▶ SET EXERCISE:
Restate each entry word for word, leaving nothing out.
━━━ EXERCISE DATA ━━━
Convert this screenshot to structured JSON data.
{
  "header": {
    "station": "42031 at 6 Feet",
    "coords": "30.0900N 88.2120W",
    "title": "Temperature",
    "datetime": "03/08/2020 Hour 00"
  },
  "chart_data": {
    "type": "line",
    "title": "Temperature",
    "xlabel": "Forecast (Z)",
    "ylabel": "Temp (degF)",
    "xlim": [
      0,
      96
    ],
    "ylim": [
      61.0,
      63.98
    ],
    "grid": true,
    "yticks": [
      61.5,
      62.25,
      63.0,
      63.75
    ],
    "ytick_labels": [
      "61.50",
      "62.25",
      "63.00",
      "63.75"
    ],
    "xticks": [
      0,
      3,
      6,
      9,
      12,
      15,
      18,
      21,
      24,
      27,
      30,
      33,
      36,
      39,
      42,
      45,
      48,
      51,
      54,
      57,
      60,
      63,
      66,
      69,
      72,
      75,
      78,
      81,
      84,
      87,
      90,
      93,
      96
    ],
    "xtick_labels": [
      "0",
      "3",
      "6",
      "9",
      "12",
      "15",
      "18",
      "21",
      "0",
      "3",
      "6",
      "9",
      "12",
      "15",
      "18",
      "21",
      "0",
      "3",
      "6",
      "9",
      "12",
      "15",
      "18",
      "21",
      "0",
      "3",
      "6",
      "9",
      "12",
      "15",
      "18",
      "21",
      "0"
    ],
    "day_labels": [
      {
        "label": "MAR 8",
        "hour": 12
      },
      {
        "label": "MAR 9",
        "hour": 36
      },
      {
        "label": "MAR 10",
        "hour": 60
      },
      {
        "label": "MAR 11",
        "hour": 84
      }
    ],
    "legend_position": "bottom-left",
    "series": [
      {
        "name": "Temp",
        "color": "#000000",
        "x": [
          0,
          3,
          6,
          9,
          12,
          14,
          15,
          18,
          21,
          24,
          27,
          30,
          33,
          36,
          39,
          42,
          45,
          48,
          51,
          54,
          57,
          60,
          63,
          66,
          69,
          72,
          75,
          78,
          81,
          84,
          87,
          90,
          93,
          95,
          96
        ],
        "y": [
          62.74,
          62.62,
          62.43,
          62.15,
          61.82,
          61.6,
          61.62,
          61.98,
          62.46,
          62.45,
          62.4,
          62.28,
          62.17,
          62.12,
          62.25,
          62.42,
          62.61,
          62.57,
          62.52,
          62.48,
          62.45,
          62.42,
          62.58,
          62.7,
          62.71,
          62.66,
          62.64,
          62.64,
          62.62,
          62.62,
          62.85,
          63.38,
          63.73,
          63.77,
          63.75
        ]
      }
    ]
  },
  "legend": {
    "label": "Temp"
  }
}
━━━
▶ FINISHED ANSWER:
Convert this screenshot to structured JSON data.
{
  "header": {
    "station": "42031 at 6 Feet",
    "coords": "30.0900N 88.2120W",
    "title": "Temperature",
    "datetime": "03/08/2020 Hour 00"
  },
  "chart_data": {
    "type": "line",
    "title": "Temperature",
    "xlabel": "Forecast (Z)",
    "ylabel": "Temp (degF)",
    "xlim": [
      0,
      96
    ],
    "ylim": [
      61.0,
      63.98
    ],
    "grid": true,
    "yticks": [
      61.5,
      62.25,
      63.0,
      63.75
    ],
    "ytick_labels": [
      "61.50",
      "62.25",
      "63.00",
      "63.75"
    ],
    "xticks": [
      0,
      3,
      6,
      9,
      12,
      15,
      18,
      21,
      24,
      27,
      30,
      33,
      36,
      39,
      42,
      45,
      48,
      51,
      54,
      57,
      60,
      63,
      66,
      69,
      72,
      75,
      78,
      81,
      84,
      87,
      90,
      93,
      96
    ],
    "xtick_labels": [
      "0",
      "3",
      "6",
      "9",
      "12",
      "15",
      "18",
      "21",
      "0",
      "3",
      "6",
      "9",
      "12",
      "15",
      "18",
      "21",
      "0",
      "3",
      "6",
      "9",
      "12",
      "15",
      "18",
      "21",
      "0",
      "3",
      "6",
      "9",
      "12",
      "15",
      "18",
      "21",
      "0"
    ],
    "day_labels": [
      {
        "label": "MAR 8",
        "hour": 12
      },
      {
        "label": "MAR 9",
        "hour": 36
      },
      {
        "label": "MAR 10",
        "hour": 60
      },
      {
        "label": "MAR 11",
        "hour": 84
      }
    ],
    "legend_position": "bottom-left",
    "series": [
      {
        "name": "Temp",
        "color": "#000000",
        "x": [
          0,
          3,
          6,
          9,
          12,
          14,
          15,
          18,
          21,
          24,
          27,
          30,
          33,
          36,
          39,
          42,
          45,
          48,
          51,
          54,
          57,
          60,
          63,
          66,
          69,
          72,
          75,
          78,
          81,
          84,
          87,
          90,
          93,
          95,
          96
        ],
        "y": [
          62.74,
          62.62,
          62.43,
          62.15,
          61.82,
          61.6,
          61.62,
          61.98,
          62.46,
          62.45,
          62.4,
          62.28,
          62.17,
          62.12,
          62.25,
          62.42,
          62.61,
          62.57,
          62.52,
          62.48,
          62.45,
          62.42,
          62.58,
          62.7,
          62.71,
          62.66,
          62.64,
          62.64,
          62.62,
          62.62,
          62.85,
          63.38,
          63.73,
          63.77,
          63.75
        ]
      }
    ]
  },
  "legend": {
    "label": "Temp"
  }
}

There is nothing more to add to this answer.